(Recorded data)
_____

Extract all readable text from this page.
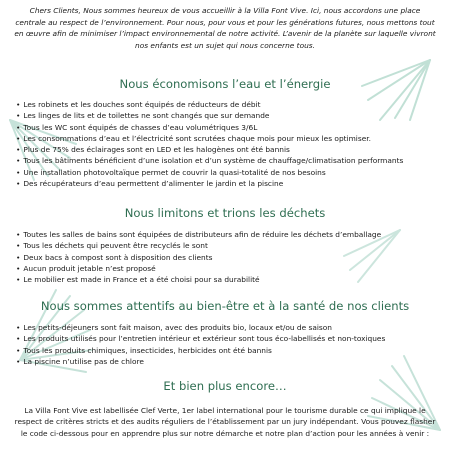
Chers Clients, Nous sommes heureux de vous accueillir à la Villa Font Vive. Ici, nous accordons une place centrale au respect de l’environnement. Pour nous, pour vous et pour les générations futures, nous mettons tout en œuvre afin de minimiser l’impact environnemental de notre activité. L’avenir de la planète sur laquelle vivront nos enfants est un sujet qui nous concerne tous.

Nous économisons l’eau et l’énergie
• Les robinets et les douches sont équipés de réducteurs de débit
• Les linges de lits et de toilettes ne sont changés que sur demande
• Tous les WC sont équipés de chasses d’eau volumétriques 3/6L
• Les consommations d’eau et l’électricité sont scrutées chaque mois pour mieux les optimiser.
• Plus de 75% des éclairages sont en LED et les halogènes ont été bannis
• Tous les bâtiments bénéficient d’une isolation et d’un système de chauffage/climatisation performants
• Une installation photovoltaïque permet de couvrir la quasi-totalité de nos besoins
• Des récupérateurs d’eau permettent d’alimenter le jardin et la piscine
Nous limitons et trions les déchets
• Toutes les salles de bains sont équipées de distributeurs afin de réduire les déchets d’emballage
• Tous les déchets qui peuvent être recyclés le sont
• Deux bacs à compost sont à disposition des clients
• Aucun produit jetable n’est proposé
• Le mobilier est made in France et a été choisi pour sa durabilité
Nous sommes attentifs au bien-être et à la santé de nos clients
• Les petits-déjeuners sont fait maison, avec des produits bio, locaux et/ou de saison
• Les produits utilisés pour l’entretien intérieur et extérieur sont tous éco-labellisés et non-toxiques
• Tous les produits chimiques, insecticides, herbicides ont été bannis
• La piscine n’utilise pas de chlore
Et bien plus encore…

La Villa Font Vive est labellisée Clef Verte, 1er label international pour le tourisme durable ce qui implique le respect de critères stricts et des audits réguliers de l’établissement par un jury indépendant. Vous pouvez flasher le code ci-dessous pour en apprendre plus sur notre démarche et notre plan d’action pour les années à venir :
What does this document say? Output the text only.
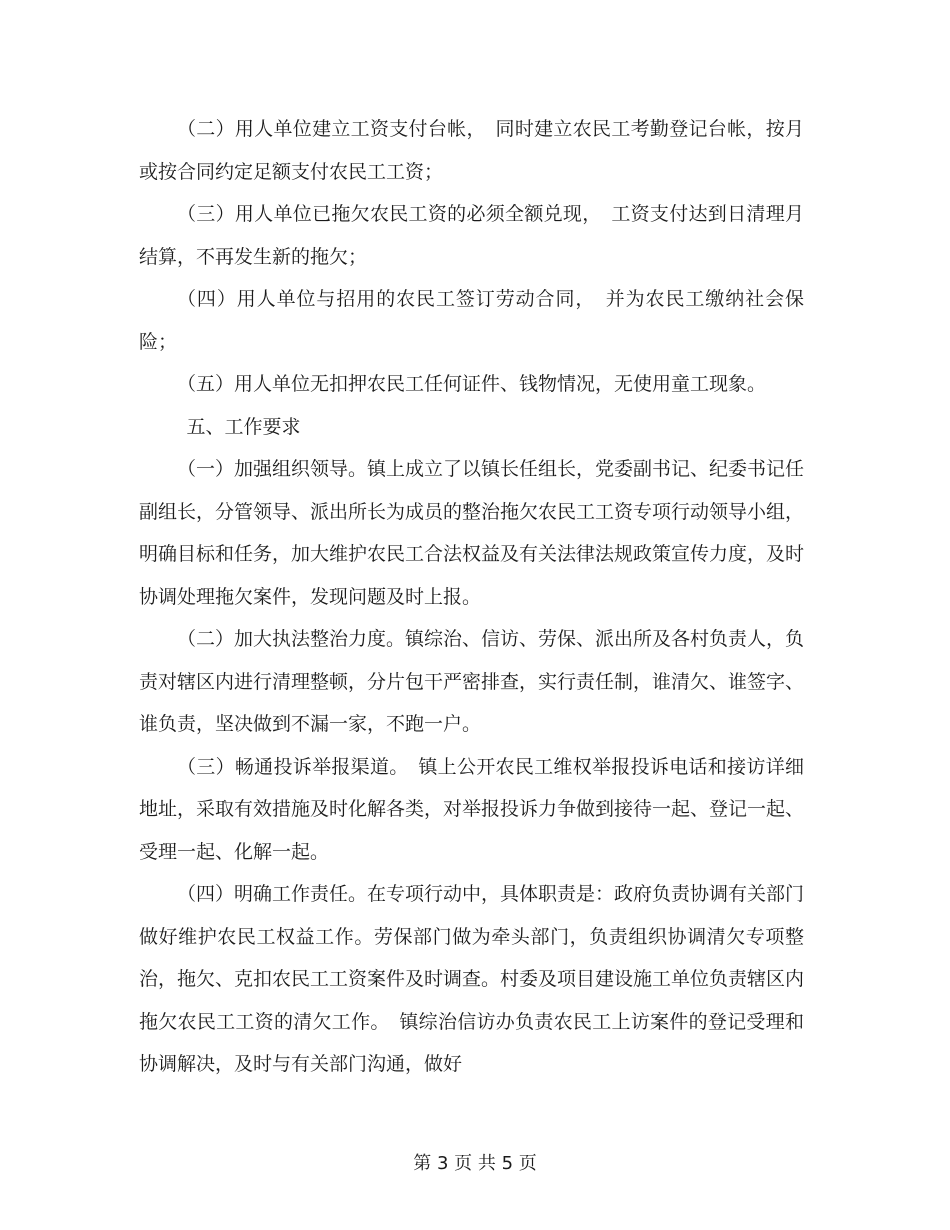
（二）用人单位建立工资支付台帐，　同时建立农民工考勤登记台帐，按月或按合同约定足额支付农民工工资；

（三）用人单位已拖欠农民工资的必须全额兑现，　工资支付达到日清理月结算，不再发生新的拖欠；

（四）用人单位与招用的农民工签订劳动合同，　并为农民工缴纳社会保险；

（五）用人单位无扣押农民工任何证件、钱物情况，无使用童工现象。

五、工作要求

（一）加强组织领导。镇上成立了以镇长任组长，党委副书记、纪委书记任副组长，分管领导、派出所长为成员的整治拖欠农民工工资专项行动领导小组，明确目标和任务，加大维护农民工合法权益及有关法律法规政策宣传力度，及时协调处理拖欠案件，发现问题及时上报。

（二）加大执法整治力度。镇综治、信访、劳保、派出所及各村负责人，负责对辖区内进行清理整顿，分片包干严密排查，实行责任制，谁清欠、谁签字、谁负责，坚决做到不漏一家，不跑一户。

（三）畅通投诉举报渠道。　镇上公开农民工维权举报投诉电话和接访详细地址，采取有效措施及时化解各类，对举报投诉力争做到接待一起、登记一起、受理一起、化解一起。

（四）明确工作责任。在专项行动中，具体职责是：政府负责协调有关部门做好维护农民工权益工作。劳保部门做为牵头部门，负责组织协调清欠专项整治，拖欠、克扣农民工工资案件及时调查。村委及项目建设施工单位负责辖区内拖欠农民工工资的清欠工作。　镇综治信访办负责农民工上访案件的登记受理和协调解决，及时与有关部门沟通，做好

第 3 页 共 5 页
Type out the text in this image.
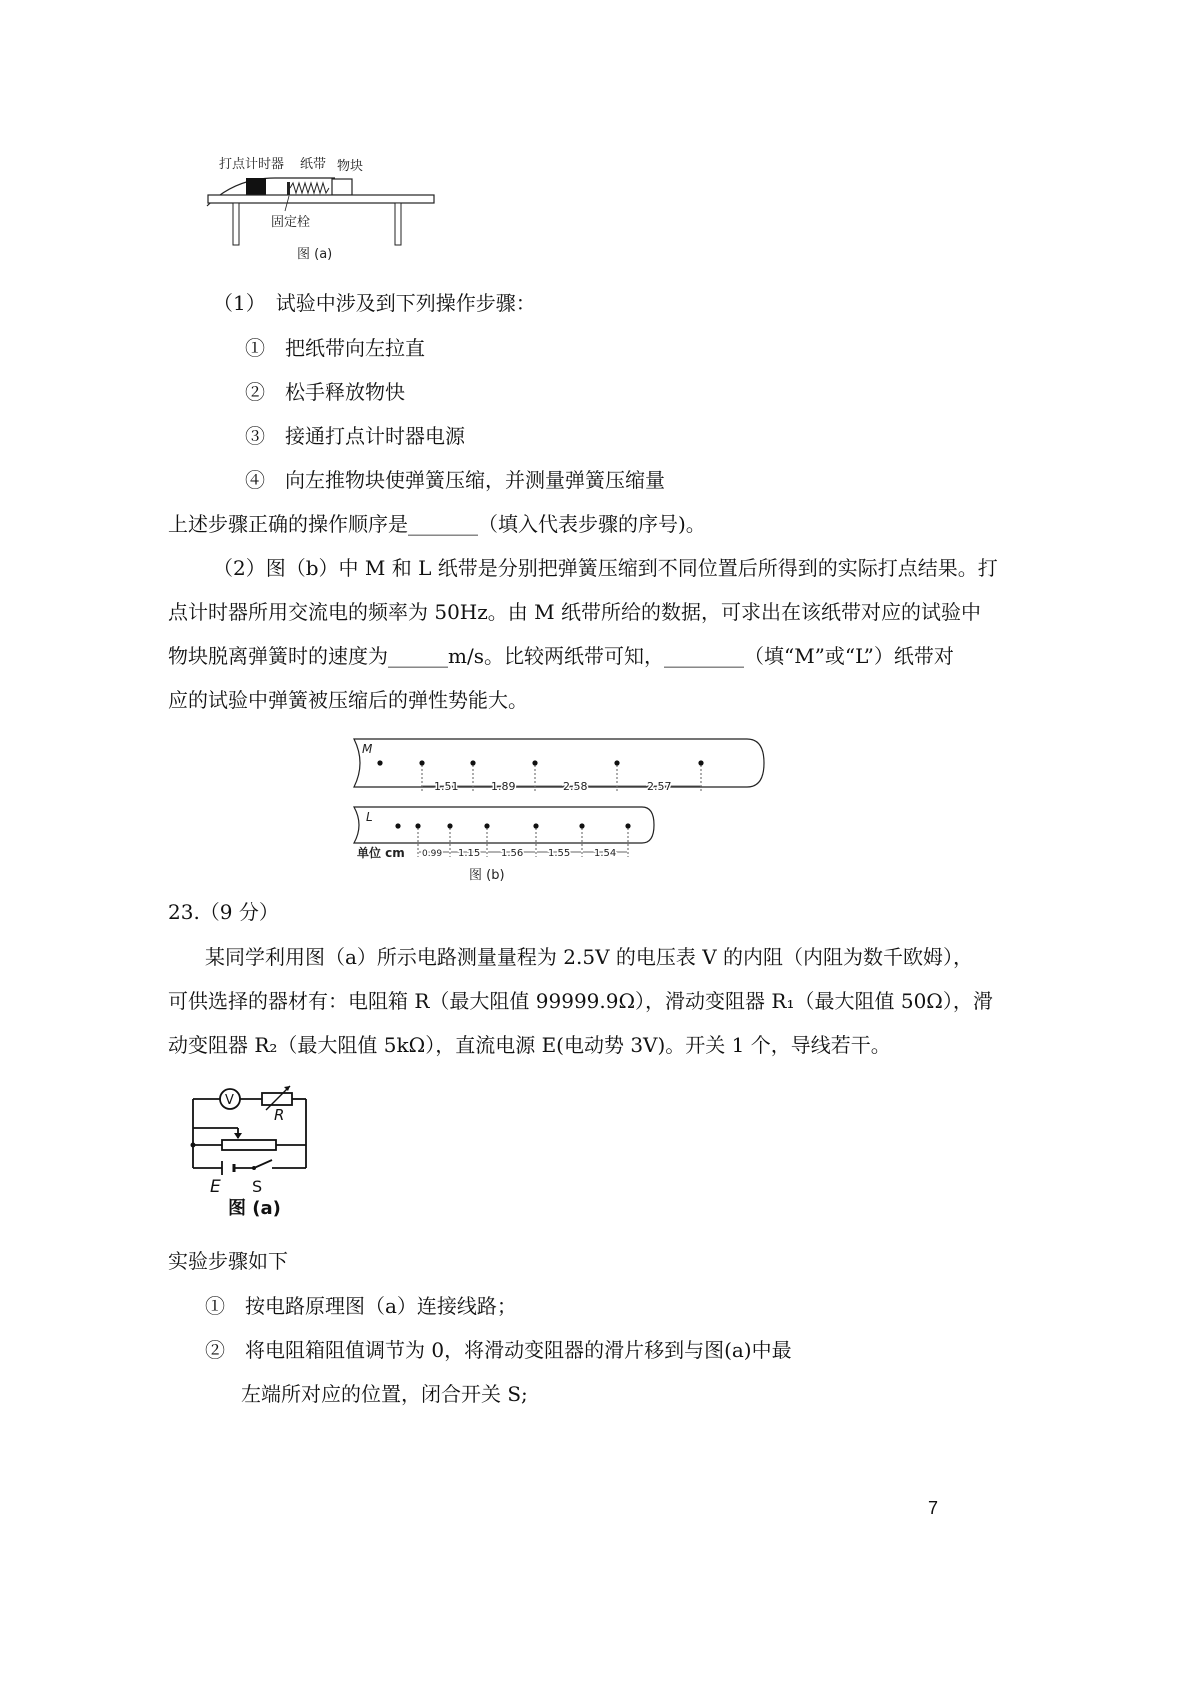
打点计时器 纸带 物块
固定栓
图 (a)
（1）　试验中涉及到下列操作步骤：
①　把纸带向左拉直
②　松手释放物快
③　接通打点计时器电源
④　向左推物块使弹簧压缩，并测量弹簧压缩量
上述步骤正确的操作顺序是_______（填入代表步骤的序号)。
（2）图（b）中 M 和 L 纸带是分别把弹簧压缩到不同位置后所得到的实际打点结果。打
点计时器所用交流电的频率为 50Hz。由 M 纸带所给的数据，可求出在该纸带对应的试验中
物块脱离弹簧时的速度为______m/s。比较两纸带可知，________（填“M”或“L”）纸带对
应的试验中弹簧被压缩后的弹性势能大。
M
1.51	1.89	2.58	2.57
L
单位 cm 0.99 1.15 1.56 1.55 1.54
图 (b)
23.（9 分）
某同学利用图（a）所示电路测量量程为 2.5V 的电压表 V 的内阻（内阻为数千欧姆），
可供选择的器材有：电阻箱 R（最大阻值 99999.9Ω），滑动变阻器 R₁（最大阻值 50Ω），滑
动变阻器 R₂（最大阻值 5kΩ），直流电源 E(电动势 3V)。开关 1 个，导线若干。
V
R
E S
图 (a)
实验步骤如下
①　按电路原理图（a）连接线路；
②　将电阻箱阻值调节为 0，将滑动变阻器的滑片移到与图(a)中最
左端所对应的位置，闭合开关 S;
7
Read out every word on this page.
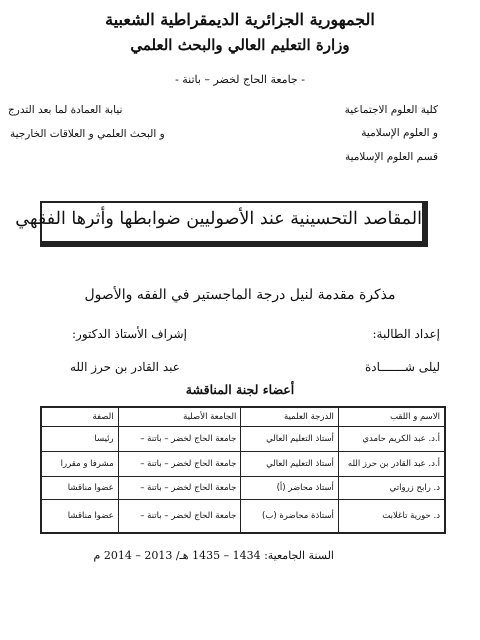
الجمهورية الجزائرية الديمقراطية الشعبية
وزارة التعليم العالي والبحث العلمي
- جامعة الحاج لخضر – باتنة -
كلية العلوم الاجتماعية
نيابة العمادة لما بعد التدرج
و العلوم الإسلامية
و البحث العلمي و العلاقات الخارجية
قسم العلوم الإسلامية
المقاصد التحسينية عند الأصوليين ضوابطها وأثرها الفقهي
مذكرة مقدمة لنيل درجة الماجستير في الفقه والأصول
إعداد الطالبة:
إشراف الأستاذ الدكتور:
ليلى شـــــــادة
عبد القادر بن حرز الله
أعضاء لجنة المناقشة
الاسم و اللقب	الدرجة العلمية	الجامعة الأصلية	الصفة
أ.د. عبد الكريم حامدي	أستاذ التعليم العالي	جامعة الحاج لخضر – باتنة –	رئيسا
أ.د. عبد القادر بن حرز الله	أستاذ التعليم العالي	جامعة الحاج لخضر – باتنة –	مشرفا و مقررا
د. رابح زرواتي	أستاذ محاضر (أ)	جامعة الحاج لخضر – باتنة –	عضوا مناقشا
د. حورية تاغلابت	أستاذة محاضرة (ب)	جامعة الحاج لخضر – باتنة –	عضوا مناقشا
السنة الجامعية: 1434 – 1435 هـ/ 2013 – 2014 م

_____

* What to do *
Quote the listing above in full, except for the pictures.

* Reply to the exercise *
Extract all readable text from this page.
Chers Clients, Nous sommes heureux de vous accueillir à la Villa Font Vive. Ici, nous accordons une place centrale au respect de l’environnement. Pour nous, pour vous et pour les générations futures, nous mettons tout en œuvre afin de minimiser l’impact environnemental de notre activité. L’avenir de la planète sur laquelle vivront nos enfants est un sujet qui nous concerne tous.

Nous économisons l’eau et l’énergie
• Les robinets et les douches sont équipés de réducteurs de débit
• Les linges de lits et de toilettes ne sont changés que sur demande
• Tous les WC sont équipés de chasses d’eau volumétriques 3/6L
• Les consommations d’eau et l’électricité sont scrutées chaque mois pour mieux les optimiser.
• Plus de 75% des éclairages sont en LED et les halogènes ont été bannis
• Tous les bâtiments bénéficient d’une isolation et d’un système de chauffage/climatisation performants
• Une installation photovoltaïque permet de couvrir la quasi-totalité de nos besoins
• Des récupérateurs d’eau permettent d’alimenter le jardin et la piscine
Nous limitons et trions les déchets
• Toutes les salles de bains sont équipées de distributeurs afin de réduire les déchets d’emballage
• Tous les déchets qui peuvent être recyclés le sont
• Deux bacs à compost sont à disposition des clients
• Aucun produit jetable n’est proposé
• Le mobilier est made in France et a été choisi pour sa durabilité
Nous sommes attentifs au bien-être et à la santé de nos clients
• Les petits-déjeuners sont fait maison, avec des produits bio, locaux et/ou de saison
• Les produits utilisés pour l’entretien intérieur et extérieur sont tous éco-labellisés et non-toxiques
• Tous les produits chimiques, insecticides, herbicides ont été bannis
• La piscine n’utilise pas de chlore
Et bien plus encore…

La Villa Font Vive est labellisée Clef Verte, 1er label international pour le tourisme durable ce qui implique le respect de critères stricts et des audits réguliers de l’établissement par un jury indépendant. Vous pouvez flasher le code ci-dessous pour en apprendre plus sur notre démarche et notre plan d’action pour les années à venir :
What does this document say? Output the text only.
（二）用人单位建立工资支付台帐，　同时建立农民工考勤登记台帐，按月或按合同约定足额支付农民工工资；

（三）用人单位已拖欠农民工资的必须全额兑现，　工资支付达到日清理月结算，不再发生新的拖欠；

（四）用人单位与招用的农民工签订劳动合同，　并为农民工缴纳社会保险；

（五）用人单位无扣押农民工任何证件、钱物情况，无使用童工现象。

五、工作要求

（一）加强组织领导。镇上成立了以镇长任组长，党委副书记、纪委书记任副组长，分管领导、派出所长为成员的整治拖欠农民工工资专项行动领导小组，明确目标和任务，加大维护农民工合法权益及有关法律法规政策宣传力度，及时协调处理拖欠案件，发现问题及时上报。

（二）加大执法整治力度。镇综治、信访、劳保、派出所及各村负责人，负责对辖区内进行清理整顿，分片包干严密排查，实行责任制，谁清欠、谁签字、谁负责，坚决做到不漏一家，不跑一户。

（三）畅通投诉举报渠道。　镇上公开农民工维权举报投诉电话和接访详细地址，采取有效措施及时化解各类，对举报投诉力争做到接待一起、登记一起、受理一起、化解一起。

（四）明确工作责任。在专项行动中，具体职责是：政府负责协调有关部门做好维护农民工权益工作。劳保部门做为牵头部门，负责组织协调清欠专项整治，拖欠、克扣农民工工资案件及时调查。村委及项目建设施工单位负责辖区内拖欠农民工工资的清欠工作。　镇综治信访办负责农民工上访案件的登记受理和协调解决，及时与有关部门沟通，做好

第 3 页 共 5 页
Type out the text in this image.
打点计时器 纸带 物块
固定栓
图 (a)
（1）　试验中涉及到下列操作步骤：
①　把纸带向左拉直
②　松手释放物快
③　接通打点计时器电源
④　向左推物块使弹簧压缩，并测量弹簧压缩量
上述步骤正确的操作顺序是_______（填入代表步骤的序号)。
（2）图（b）中 M 和 L 纸带是分别把弹簧压缩到不同位置后所得到的实际打点结果。打
点计时器所用交流电的频率为 50Hz。由 M 纸带所给的数据，可求出在该纸带对应的试验中
物块脱离弹簧时的速度为______m/s。比较两纸带可知，________（填“M”或“L”）纸带对
应的试验中弹簧被压缩后的弹性势能大。
M
1.51	1.89	2.58	2.57
L
单位 cm 0.99 1.15 1.56 1.55 1.54
图 (b)
23.（9 分）
某同学利用图（a）所示电路测量量程为 2.5V 的电压表 V 的内阻（内阻为数千欧姆），
可供选择的器材有：电阻箱 R（最大阻值 99999.9Ω），滑动变阻器 R₁（最大阻值 50Ω），滑
动变阻器 R₂（最大阻值 5kΩ），直流电源 E(电动势 3V)。开关 1 个，导线若干。
V
R
E S
图 (a)
实验步骤如下
①　按电路原理图（a）连接线路；
②　将电阻箱阻值调节为 0，将滑动变阻器的滑片移到与图(a)中最
左端所对应的位置，闭合开关 S;
7
Read out every word on this page.
الجمهورية الجزائرية الديمقراطية الشعبية
وزارة التعليم العالي والبحث العلمي
- جامعة الحاج لخضر – باتنة -
كلية العلوم الاجتماعية
نيابة العمادة لما بعد التدرج
و العلوم الإسلامية
و البحث العلمي و العلاقات الخارجية
قسم العلوم الإسلامية
المقاصد التحسينية عند الأصوليين ضوابطها وأثرها الفقهي
مذكرة مقدمة لنيل درجة الماجستير في الفقه والأصول
إعداد الطالبة:
إشراف الأستاذ الدكتور:
ليلى شـــــــادة
عبد القادر بن حرز الله
أعضاء لجنة المناقشة
الاسم و اللقب	الدرجة العلمية	الجامعة الأصلية	الصفة
أ.د. عبد الكريم حامدي	أستاذ التعليم العالي	جامعة الحاج لخضر – باتنة –	رئيسا
أ.د. عبد القادر بن حرز الله	أستاذ التعليم العالي	جامعة الحاج لخضر – باتنة –	مشرفا و مقررا
د. رابح زرواتي	أستاذ محاضر (أ)	جامعة الحاج لخضر – باتنة –	عضوا مناقشا
د. حورية تاغلابت	أستاذة محاضرة (ب)	جامعة الحاج لخضر – باتنة –	عضوا مناقشا
السنة الجامعية: 1434 – 1435 هـ/ 2013 – 2014 م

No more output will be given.